TEXT PASSAGE:

--

I saw that u8::carrying_add has been stabilized, so I looked at the codegen when manually implementing a u128 add. It seems very bad. Am I using it wrong?
A godbolt link comparing some different attempts is here
None manage to replicate the assembly of u128::add, but the naive version is a lot closer than the u8::carrying_add version.
copy of code from godbolt link
#[unsafe(no_mangle)]
fn a(a: u8, b: u8, carry: bool) -> (u8,bool) {
u8::carrying_add(a,b,carry)
}
#[unsafe(no_mangle)]
fn b(a: u8, b: u8, carry: bool) -> (u8,bool) {
adc(a,b,carry)
}
#[unsafe(no_mangle)]
pub fn myadd(num1: u128, num2: u128) -> u128 {
num1 + num2
}
// add with carry
fn adc(num1: u8, num2: u8, carry: bool) -> (u8, bool) {
let carry = num1 as u16 + num2 as u16 + carry as u16 > u8::MAX as u16;
let sum = num1.wrapping_add(num2);
(sum, carry)

--

PROBLEMS:
A – Answer these from the forum post:
(i) Which function does the writer say has been stabilized?
(ii) Which attempt comes a lot closer to the assembly of u128::add?
(iii) What expression does the function myadd return?
B – Quote the forum post word for word, between "I saw that u8::carrying_add" and "u8::carrying_add(a,b,carry)", inclusive.
The entries that come next are from a separate source and have nothing to do with the forum post.

DATA EXTRACT:

--

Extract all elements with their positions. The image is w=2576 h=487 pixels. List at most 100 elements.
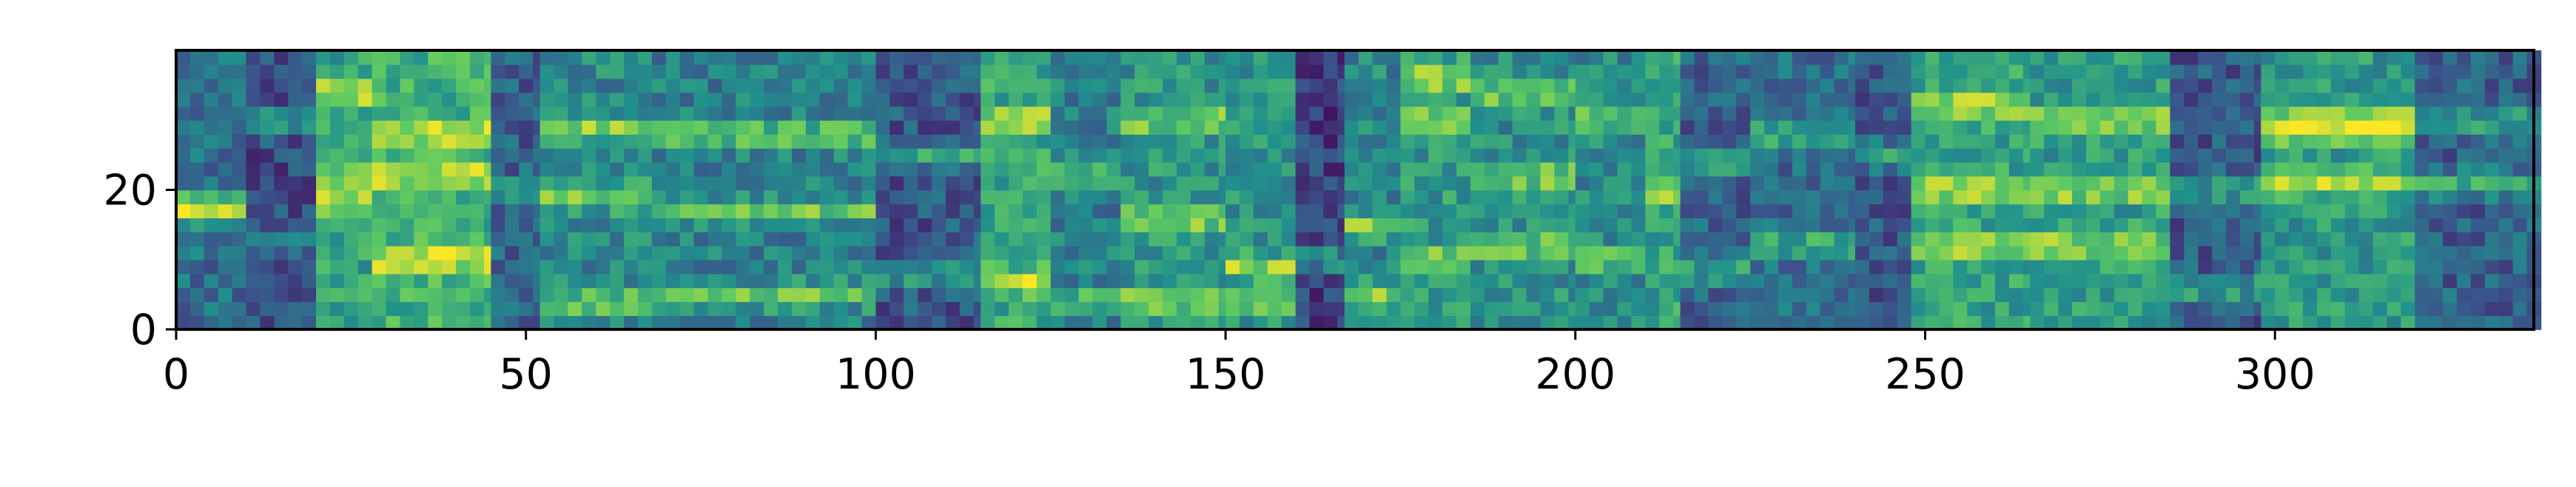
heatmap-cell <box>1204 273 1220 289</box>
heatmap-cell <box>624 64 639 79</box>
heatmap-cell <box>505 147 520 163</box>
heatmap-cell <box>2484 92 2500 107</box>
heatmap-cell <box>1323 106 1339 121</box>
heatmap-cell <box>2498 287 2514 303</box>
heatmap-cell <box>2429 175 2444 191</box>
heatmap-cell <box>805 92 821 107</box>
heatmap-cell <box>1253 218 1268 232</box>
heatmap-cell <box>505 50 520 65</box>
heatmap-cell <box>722 147 737 163</box>
heatmap-cell <box>1981 204 1996 218</box>
heatmap-cell <box>329 204 345 218</box>
heatmap-cell <box>1869 232 1884 246</box>
heatmap-cell <box>637 175 653 191</box>
heatmap-cell <box>1750 147 1765 163</box>
heatmap-cell <box>1163 92 1177 107</box>
heatmap-cell <box>1631 147 1647 163</box>
heatmap-cell <box>2330 301 2346 316</box>
heatmap-cell <box>539 245 555 261</box>
heatmap-cell <box>624 189 639 205</box>
heatmap-cell <box>596 259 611 275</box>
heatmap-cell <box>1554 287 1570 303</box>
heatmap-cell <box>1106 259 1122 275</box>
heatmap-cell <box>1120 273 1135 289</box>
heatmap-cell <box>959 92 975 107</box>
heatmap-cell <box>1806 134 1821 149</box>
heatmap-cell <box>1009 134 1023 149</box>
heatmap-cell <box>2358 175 2374 191</box>
heatmap-cell <box>1225 161 1240 177</box>
heatmap-cell <box>918 301 932 316</box>
heatmap-cell <box>2156 161 2171 177</box>
heatmap-cell <box>2457 204 2472 218</box>
heatmap-cell <box>2128 204 2143 218</box>
heatmap-cell <box>1414 175 1430 191</box>
heatmap-cell <box>246 161 261 177</box>
heatmap-cell <box>890 218 905 232</box>
heatmap-cell <box>861 204 877 218</box>
heatmap-cell <box>1631 287 1647 303</box>
heatmap-cell <box>750 259 764 275</box>
heatmap-cell <box>2142 287 2157 303</box>
heatmap-cell <box>2344 50 2360 65</box>
heatmap-cell <box>1204 301 1220 316</box>
heatmap-cell <box>343 147 359 163</box>
heatmap-cell <box>1722 218 1738 232</box>
heatmap-cell <box>1981 50 1996 65</box>
heatmap-cell <box>539 78 555 93</box>
heatmap-cell <box>764 175 778 191</box>
heatmap-cell <box>400 120 415 135</box>
heatmap-cell <box>637 245 653 261</box>
heatmap-cell <box>2415 301 2429 316</box>
heatmap-cell <box>519 259 534 275</box>
heatmap-cell <box>2303 259 2318 275</box>
heatmap-cell <box>1883 232 1898 246</box>
heatmap-cell <box>890 120 905 135</box>
heatmap-cell <box>1792 232 1807 246</box>
heatmap-cell <box>805 301 821 316</box>
heatmap-cell <box>204 315 219 330</box>
heatmap-cell <box>995 245 1009 261</box>
heatmap-cell <box>2303 161 2318 177</box>
heatmap-cell <box>1526 175 1541 191</box>
heatmap-cell <box>2387 161 2402 177</box>
heatmap-cell <box>1540 175 1556 191</box>
heatmap-cell <box>722 50 737 65</box>
heatmap-cell <box>1372 259 1388 275</box>
heatmap-cell <box>1694 161 1709 177</box>
heatmap-cell <box>246 147 261 163</box>
heatmap-cell <box>1176 134 1191 149</box>
heatmap-cell <box>1750 161 1765 177</box>
heatmap-cell <box>624 232 639 246</box>
heatmap-cell <box>904 259 918 275</box>
heatmap-cell <box>2030 134 2045 149</box>
heatmap-cell <box>1400 287 1416 303</box>
heatmap-cell <box>2198 315 2213 330</box>
heatmap-cell <box>1442 301 1457 316</box>
heatmap-cell <box>995 120 1009 135</box>
heatmap-cell <box>1722 259 1738 275</box>
heatmap-cell <box>1925 106 1940 121</box>
heatmap-cell <box>2030 50 2045 65</box>
heatmap-cell <box>505 204 520 218</box>
heatmap-cell <box>679 120 695 135</box>
heatmap-cell <box>1911 147 1926 163</box>
heatmap-cell <box>2226 92 2241 107</box>
heatmap-cell <box>2030 301 2045 316</box>
heatmap-cell <box>1064 120 1080 135</box>
heatmap-cell <box>1708 287 1724 303</box>
heatmap-cell <box>288 315 303 330</box>
heatmap-cell <box>2457 232 2472 246</box>
heatmap-cell <box>1149 259 1163 275</box>
heatmap-cell <box>1267 92 1282 107</box>
heatmap-cell <box>1064 92 1080 107</box>
heatmap-cell <box>1163 273 1177 289</box>
heatmap-cell <box>819 161 835 177</box>
heatmap-cell <box>2303 134 2318 149</box>
heatmap-cell <box>568 273 583 289</box>
heatmap-cell <box>1498 287 1513 303</box>
heatmap-cell <box>1386 78 1402 93</box>
heatmap-cell <box>1456 287 1471 303</box>
heatmap-cell <box>1064 218 1080 232</box>
heatmap-cell <box>2156 287 2171 303</box>
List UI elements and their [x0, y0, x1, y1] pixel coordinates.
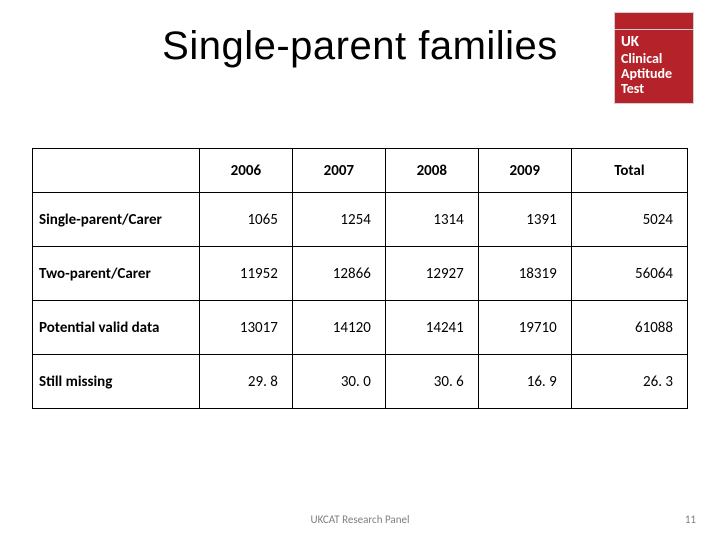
col-total: Total	[571, 149, 687, 193]
cell: 30. 6	[385, 355, 478, 409]
table-row: Two-parent/Carer 11952 12866 12927 18319…	[33, 247, 688, 301]
row-label: Potential valid data	[33, 301, 200, 355]
cell: 1314	[385, 193, 478, 247]
cell: 29. 8	[199, 355, 292, 409]
cell: 12866	[292, 247, 385, 301]
logo-line-test: Test	[621, 81, 687, 96]
logo-top-stripe	[614, 12, 694, 30]
col-2009: 2009	[478, 149, 571, 193]
cell: 14241	[385, 301, 478, 355]
logo-text-block: UK Clinical Aptitude Test	[614, 30, 694, 104]
row-label: Still missing	[33, 355, 200, 409]
row-label: Single-parent/Carer	[33, 193, 200, 247]
cell: 5024	[571, 193, 687, 247]
table-row: Still missing 29. 8 30. 0 30. 6 16. 9 26…	[33, 355, 688, 409]
table-row: Single-parent/Carer 1065 1254 1314 1391 …	[33, 193, 688, 247]
col-blank	[33, 149, 200, 193]
slide: Single-parent families UK Clinical Aptit…	[0, 0, 720, 540]
cell: 13017	[199, 301, 292, 355]
logo-line-aptitude: Aptitude	[621, 66, 687, 81]
cell: 1391	[478, 193, 571, 247]
data-table: 2006 2007 2008 2009 Total Single-parent/…	[32, 148, 688, 409]
col-2006: 2006	[199, 149, 292, 193]
cell: 1065	[199, 193, 292, 247]
cell: 1254	[292, 193, 385, 247]
row-label: Two-parent/Carer	[33, 247, 200, 301]
cell: 19710	[478, 301, 571, 355]
cell: 16. 9	[478, 355, 571, 409]
table-header-row: 2006 2007 2008 2009 Total	[33, 149, 688, 193]
logo-line-uk: UK	[621, 34, 687, 51]
footer-center-text: UKCAT Research Panel	[0, 513, 720, 526]
cell: 14120	[292, 301, 385, 355]
cell: 61088	[571, 301, 687, 355]
table-row: Potential valid data 13017 14120 14241 1…	[33, 301, 688, 355]
cell: 11952	[199, 247, 292, 301]
page-title: Single-parent families	[0, 24, 720, 69]
col-2008: 2008	[385, 149, 478, 193]
cell: 30. 0	[292, 355, 385, 409]
col-2007: 2007	[292, 149, 385, 193]
logo-line-clinical: Clinical	[621, 51, 687, 66]
page-number: 11	[685, 513, 696, 526]
cell: 56064	[571, 247, 687, 301]
ukcat-logo: UK Clinical Aptitude Test	[614, 12, 694, 104]
cell: 12927	[385, 247, 478, 301]
cell: 26. 3	[571, 355, 687, 409]
cell: 18319	[478, 247, 571, 301]
data-table-wrap: 2006 2007 2008 2009 Total Single-parent/…	[32, 148, 688, 409]
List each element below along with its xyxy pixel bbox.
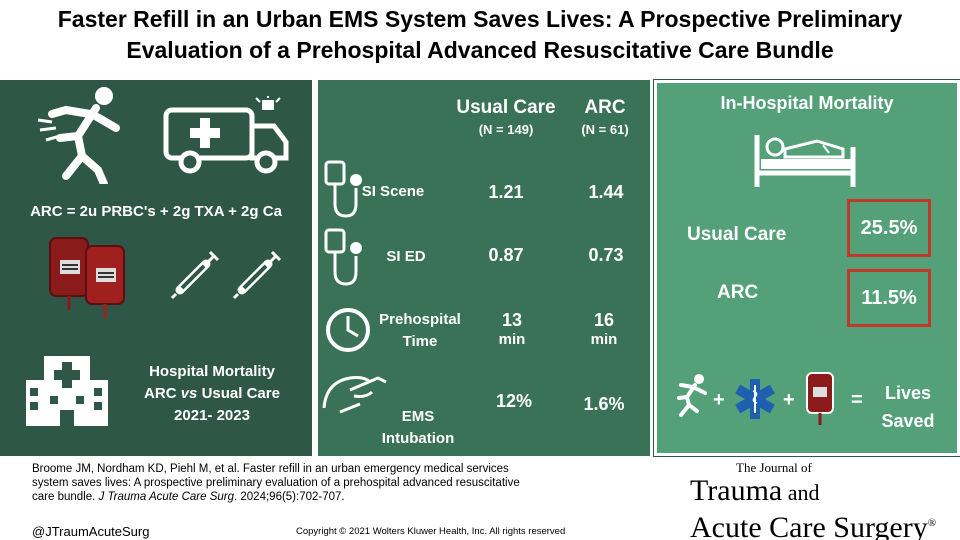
in-hospital-mortality-panel: In-Hospital Mortality Usual Care 25.5% A… — [653, 79, 960, 457]
journal-logo-small: The Journal of — [736, 460, 812, 475]
calcium-syringe-icon — [232, 250, 282, 300]
title-line-2: Evaluation of a Prehospital Advanced Res… — [126, 37, 834, 63]
title-line-1: Faster Refill in an Urban EMS System Sav… — [57, 6, 903, 32]
si-ed-arc: 0.73 — [588, 245, 624, 265]
blood-bag-icon — [46, 230, 136, 320]
hospital-mortality-line1: Hospital Mortality — [149, 363, 275, 380]
falling-person-small-icon — [669, 373, 711, 417]
plus-sign-2: + — [783, 389, 795, 411]
blood-bag-small-icon — [805, 371, 835, 427]
hospital-icon — [22, 350, 112, 430]
usual-care-label: Usual Care — [687, 224, 787, 245]
page-title: Faster Refill in an Urban EMS System Sav… — [0, 4, 960, 66]
hospital-mortality-line3: 2021- 2023 — [174, 407, 250, 424]
prehospital-time-arc: 16 min — [590, 310, 618, 348]
plus-sign-1: + — [713, 389, 725, 411]
prehospital-time-label: Prehospital Time — [379, 311, 461, 350]
hospital-mortality-line2: ARC vs Usual Care — [144, 385, 280, 402]
lives-saved-label: Lives Saved — [881, 383, 935, 431]
in-hospital-mortality-heading: In-Hospital Mortality — [720, 93, 894, 113]
intubation-icon — [320, 368, 390, 418]
arc-column-header: ARC (N = 61) — [581, 97, 629, 137]
clock-icon — [324, 306, 372, 354]
arc-label: ARC — [717, 282, 759, 303]
citation: Broome JM, Nordham KD, Piehl M, et al. F… — [32, 463, 520, 503]
journal-logo: Trauma and Acute Care Surgery® — [690, 474, 937, 540]
si-ed-usual-care: 0.87 — [488, 245, 524, 265]
ems-intubation-arc: 1.6% — [583, 394, 625, 414]
blood-pressure-cuff-icon — [324, 158, 364, 222]
arc-mortality-value: 11.5% — [847, 269, 931, 327]
txa-syringe-icon — [170, 250, 220, 300]
si-scene-label: SI Scene — [361, 183, 425, 200]
star-of-life-icon — [733, 377, 777, 421]
comparison-table-panel: Usual Care (N = 149) ARC (N = 61) SI Sce… — [318, 80, 650, 456]
prehospital-time-usual-care: 13 min — [498, 310, 526, 348]
ambulance-icon — [162, 96, 292, 176]
ems-intubation-label: EMS Intubation — [381, 408, 455, 447]
si-scene-usual-care: 1.21 — [488, 182, 524, 202]
twitter-handle[interactable]: @JTraumAcuteSurg — [32, 524, 150, 539]
falling-person-icon — [26, 84, 136, 184]
si-scene-arc: 1.44 — [588, 182, 624, 202]
patient-in-bed-icon — [753, 129, 857, 189]
blood-pressure-cuff-icon-2 — [324, 226, 364, 290]
ems-intubation-usual-care: 12% — [495, 391, 533, 411]
usual-care-column-header: Usual Care (N = 149) — [456, 97, 556, 137]
equals-sign: = — [851, 389, 863, 411]
copyright-notice: Copyright © 2021 Wolters Kluwer Health, … — [296, 526, 566, 537]
si-ed-label: SI ED — [386, 248, 426, 265]
usual-care-mortality-value: 25.5% — [847, 199, 931, 257]
hospital-mortality-label: Hospital Mortality ARC vs Usual Care 202… — [122, 361, 302, 427]
arc-definition-panel: ARC = 2u PRBC's + 2g TXA + 2g Ca — [0, 80, 312, 456]
arc-equation: ARC = 2u PRBC's + 2g TXA + 2g Ca — [30, 203, 282, 220]
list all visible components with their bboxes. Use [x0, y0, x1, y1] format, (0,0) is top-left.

--

ANSWERS FOR THE EXERCISE:
A –
(i) u8::carrying_add
(ii) The naive version
(iii) num1 + num2

B –
I saw that u8::carrying_add has been stabilized, so I looked at the codegen when manually implementing a u128 add. It seems very bad. Am I using it wrong?
A godbolt link comparing some different attempts is here
None manage to replicate the assembly of u128::add, but the naive version is a lot closer than the u8::carrying_add version.
copy of code from godbolt link
#[unsafe(no_mangle)]
fn a(a: u8, b: u8, carry: bool) -> (u8,bool) {
u8::carrying_add(a,b,carry)